• _Written task_
Scan the records below. List lines holding "Money".

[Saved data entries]
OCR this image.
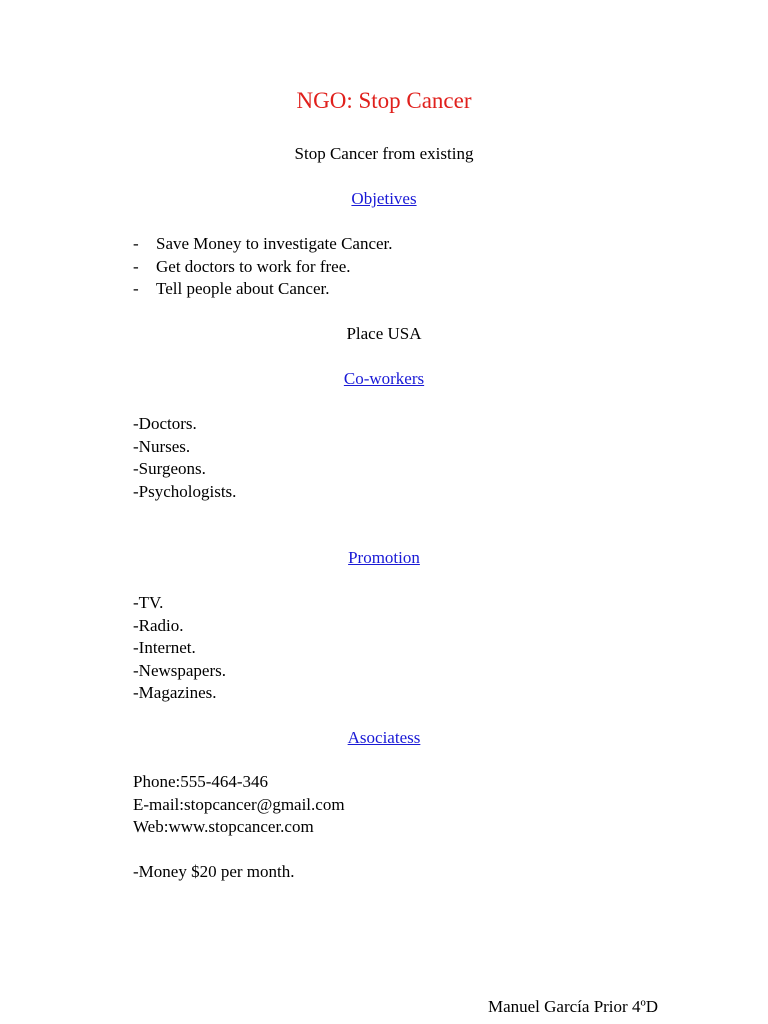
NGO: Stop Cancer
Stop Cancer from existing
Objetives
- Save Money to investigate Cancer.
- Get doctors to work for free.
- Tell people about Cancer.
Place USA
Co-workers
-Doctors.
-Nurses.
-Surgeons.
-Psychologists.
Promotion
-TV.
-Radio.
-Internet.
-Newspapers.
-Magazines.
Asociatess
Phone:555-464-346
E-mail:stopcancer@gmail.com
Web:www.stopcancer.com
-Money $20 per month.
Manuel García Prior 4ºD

• _Task result_
- Save Money to investigate Cancer.
-Money $20 per month.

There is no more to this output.